EXERCISE =>
Pull each line holding the word "constraints" from the data.

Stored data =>
-=-=-=-=-

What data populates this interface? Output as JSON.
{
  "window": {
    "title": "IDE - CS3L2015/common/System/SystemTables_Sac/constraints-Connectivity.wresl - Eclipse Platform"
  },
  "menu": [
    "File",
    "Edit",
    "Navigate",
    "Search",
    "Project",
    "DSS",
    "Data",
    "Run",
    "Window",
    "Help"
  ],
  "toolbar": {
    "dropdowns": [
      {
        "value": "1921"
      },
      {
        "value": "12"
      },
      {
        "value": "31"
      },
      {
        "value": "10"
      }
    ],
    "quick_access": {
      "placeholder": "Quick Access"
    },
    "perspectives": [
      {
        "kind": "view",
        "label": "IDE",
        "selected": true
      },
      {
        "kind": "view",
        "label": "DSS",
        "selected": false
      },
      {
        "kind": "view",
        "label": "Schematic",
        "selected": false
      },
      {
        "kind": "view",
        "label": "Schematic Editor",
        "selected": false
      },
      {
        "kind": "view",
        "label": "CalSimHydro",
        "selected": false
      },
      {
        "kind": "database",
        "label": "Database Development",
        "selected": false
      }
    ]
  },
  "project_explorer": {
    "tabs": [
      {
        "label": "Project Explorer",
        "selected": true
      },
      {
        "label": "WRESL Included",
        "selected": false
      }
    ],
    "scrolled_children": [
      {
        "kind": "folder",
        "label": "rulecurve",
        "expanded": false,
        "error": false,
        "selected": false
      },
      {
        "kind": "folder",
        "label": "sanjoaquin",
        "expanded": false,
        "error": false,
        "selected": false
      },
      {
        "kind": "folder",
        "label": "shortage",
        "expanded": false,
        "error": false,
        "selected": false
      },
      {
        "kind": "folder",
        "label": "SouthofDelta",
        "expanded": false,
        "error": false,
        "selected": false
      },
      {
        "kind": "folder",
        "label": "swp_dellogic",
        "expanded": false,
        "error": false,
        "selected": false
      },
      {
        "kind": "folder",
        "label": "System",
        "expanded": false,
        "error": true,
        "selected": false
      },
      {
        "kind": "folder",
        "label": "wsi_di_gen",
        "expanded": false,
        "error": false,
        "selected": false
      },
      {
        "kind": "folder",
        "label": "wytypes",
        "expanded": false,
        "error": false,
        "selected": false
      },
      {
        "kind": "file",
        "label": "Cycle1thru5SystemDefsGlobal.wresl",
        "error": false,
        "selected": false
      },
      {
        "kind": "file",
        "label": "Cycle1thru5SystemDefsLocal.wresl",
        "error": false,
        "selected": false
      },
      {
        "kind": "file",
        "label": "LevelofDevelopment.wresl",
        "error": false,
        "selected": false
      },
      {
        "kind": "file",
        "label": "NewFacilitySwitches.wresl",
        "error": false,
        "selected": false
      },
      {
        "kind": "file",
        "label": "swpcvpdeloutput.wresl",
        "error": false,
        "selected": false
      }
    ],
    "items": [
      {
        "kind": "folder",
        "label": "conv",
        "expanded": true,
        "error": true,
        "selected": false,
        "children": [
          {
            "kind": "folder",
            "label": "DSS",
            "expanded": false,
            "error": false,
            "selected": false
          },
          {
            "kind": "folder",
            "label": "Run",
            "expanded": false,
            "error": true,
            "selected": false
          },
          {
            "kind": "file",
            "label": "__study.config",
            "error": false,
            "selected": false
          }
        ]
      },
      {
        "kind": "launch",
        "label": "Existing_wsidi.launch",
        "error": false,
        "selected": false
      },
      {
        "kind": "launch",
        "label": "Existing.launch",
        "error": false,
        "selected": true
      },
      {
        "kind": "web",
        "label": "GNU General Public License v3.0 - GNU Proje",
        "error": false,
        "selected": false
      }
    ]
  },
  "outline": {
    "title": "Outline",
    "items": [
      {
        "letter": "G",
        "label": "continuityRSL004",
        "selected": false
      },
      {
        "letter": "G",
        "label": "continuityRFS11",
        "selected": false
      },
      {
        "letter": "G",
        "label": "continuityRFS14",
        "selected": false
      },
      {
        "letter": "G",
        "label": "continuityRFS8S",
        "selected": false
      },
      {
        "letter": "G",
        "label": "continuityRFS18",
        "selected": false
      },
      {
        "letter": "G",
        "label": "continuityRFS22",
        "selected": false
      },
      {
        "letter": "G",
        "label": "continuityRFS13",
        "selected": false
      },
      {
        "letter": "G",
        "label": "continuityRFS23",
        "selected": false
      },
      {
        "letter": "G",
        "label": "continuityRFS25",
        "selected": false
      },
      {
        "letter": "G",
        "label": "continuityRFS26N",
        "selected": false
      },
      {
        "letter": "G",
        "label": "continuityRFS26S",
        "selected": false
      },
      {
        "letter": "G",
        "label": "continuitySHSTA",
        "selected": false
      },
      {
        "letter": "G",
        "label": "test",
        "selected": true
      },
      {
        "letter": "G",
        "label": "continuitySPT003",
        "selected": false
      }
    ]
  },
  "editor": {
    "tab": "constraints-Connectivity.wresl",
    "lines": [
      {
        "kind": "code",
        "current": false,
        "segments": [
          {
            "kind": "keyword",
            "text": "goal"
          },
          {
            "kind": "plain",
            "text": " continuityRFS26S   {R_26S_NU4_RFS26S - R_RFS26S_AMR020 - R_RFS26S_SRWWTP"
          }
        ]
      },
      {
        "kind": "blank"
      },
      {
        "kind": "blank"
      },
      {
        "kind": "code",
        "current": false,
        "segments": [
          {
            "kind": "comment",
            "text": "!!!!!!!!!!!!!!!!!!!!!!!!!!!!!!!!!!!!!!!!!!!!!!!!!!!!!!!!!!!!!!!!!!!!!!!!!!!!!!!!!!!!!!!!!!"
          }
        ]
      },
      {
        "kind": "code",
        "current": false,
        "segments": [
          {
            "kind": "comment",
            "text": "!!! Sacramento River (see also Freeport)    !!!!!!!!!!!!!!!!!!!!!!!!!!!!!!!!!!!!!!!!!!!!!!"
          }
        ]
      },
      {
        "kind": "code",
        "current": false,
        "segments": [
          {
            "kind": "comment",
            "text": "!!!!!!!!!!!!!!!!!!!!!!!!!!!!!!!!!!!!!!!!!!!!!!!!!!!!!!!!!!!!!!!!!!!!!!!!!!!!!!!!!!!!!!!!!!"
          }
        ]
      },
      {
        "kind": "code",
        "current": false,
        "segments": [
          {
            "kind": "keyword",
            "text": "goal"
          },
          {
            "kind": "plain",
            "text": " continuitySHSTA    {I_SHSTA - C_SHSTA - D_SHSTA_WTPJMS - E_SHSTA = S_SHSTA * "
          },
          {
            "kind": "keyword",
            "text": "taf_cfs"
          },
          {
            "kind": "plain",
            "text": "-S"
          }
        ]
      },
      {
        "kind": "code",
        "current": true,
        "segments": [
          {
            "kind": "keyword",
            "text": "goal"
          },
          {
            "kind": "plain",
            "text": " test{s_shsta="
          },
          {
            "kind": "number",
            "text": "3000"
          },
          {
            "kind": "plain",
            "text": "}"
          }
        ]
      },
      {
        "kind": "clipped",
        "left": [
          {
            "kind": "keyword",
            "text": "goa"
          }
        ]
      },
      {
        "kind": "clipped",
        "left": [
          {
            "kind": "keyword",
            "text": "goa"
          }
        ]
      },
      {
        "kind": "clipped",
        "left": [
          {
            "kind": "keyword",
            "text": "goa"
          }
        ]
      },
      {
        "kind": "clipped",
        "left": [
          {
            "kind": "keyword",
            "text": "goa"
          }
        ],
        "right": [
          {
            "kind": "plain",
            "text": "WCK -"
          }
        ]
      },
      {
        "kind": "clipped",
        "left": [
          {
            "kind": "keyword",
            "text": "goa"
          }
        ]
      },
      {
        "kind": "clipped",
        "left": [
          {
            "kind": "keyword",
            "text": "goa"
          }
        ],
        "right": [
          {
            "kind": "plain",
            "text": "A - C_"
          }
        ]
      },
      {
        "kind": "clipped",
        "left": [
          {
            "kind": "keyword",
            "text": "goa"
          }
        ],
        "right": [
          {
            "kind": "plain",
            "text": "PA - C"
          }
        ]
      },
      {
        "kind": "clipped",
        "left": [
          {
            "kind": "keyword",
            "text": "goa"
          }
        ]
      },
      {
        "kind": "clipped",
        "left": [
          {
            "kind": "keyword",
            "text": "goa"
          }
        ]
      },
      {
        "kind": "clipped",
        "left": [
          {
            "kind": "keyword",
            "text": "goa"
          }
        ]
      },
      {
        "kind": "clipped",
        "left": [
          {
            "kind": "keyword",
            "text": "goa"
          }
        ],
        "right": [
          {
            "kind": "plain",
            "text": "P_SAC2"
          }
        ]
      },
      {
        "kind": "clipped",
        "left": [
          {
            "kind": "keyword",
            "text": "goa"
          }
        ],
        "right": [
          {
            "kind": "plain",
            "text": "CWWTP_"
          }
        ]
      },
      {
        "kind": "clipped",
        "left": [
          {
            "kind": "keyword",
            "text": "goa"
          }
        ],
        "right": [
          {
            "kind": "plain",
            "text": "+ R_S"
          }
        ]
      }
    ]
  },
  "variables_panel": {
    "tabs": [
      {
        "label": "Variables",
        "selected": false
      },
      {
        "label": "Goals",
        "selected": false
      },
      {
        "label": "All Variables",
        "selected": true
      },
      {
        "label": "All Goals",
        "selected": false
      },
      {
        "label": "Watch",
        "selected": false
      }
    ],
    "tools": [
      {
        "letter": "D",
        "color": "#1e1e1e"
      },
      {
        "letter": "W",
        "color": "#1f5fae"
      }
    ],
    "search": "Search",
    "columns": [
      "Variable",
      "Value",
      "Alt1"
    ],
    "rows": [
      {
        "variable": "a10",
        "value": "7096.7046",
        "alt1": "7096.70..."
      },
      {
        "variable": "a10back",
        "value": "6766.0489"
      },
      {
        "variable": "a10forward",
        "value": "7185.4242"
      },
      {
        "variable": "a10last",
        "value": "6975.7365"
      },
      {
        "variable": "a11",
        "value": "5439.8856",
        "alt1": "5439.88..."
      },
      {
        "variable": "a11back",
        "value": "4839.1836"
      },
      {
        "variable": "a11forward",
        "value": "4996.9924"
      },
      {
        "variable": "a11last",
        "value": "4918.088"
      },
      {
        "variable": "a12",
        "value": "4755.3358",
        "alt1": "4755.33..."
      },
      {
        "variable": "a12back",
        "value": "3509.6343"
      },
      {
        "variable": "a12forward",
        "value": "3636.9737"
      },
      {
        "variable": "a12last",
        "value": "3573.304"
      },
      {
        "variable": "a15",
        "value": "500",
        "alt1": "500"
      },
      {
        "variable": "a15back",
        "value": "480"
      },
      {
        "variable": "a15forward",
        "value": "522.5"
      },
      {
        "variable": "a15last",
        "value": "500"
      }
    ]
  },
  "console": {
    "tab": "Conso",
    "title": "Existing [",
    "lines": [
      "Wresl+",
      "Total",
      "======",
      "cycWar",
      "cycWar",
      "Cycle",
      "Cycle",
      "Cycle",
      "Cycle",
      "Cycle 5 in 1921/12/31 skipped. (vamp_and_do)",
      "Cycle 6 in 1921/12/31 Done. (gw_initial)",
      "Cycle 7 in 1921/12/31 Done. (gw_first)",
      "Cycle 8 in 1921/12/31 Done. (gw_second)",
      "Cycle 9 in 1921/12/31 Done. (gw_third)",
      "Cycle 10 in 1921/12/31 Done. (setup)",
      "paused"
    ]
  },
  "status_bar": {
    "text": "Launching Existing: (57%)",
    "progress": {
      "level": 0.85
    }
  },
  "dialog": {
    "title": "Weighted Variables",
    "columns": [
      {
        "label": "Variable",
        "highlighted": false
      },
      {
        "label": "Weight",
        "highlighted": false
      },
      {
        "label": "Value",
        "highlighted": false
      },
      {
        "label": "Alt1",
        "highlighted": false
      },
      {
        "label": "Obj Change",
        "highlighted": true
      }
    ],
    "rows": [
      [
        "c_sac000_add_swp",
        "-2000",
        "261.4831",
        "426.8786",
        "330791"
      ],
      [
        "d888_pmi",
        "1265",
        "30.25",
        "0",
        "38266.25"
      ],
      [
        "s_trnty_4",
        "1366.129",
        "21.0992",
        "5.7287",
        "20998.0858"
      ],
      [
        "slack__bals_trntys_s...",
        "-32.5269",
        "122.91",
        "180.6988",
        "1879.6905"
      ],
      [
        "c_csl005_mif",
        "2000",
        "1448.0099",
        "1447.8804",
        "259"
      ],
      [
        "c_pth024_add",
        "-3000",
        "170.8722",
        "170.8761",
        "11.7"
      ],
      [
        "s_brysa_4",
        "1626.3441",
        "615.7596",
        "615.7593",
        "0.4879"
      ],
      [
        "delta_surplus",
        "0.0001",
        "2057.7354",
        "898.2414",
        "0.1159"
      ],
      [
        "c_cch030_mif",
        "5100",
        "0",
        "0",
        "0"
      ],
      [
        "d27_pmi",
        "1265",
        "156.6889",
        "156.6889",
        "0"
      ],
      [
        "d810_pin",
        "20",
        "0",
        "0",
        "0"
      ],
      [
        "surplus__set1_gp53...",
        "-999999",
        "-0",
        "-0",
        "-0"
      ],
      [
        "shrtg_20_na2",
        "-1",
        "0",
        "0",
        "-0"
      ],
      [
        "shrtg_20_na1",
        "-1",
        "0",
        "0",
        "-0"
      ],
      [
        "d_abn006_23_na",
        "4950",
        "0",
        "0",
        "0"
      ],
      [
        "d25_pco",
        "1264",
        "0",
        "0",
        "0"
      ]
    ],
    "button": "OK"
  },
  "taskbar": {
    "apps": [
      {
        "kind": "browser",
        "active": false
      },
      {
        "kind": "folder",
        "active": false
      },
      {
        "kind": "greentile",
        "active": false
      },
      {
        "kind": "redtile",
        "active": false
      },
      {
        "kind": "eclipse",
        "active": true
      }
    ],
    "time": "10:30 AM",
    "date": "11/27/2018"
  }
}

-=-=-=-=-

TASK RESPONSE =>
    "title": "IDE - CS3L2015/common/System/SystemTables_Sac/constraints-Connectivity.wresl - Eclipse Platform"
    "tab": "constraints-Connectivity.wresl",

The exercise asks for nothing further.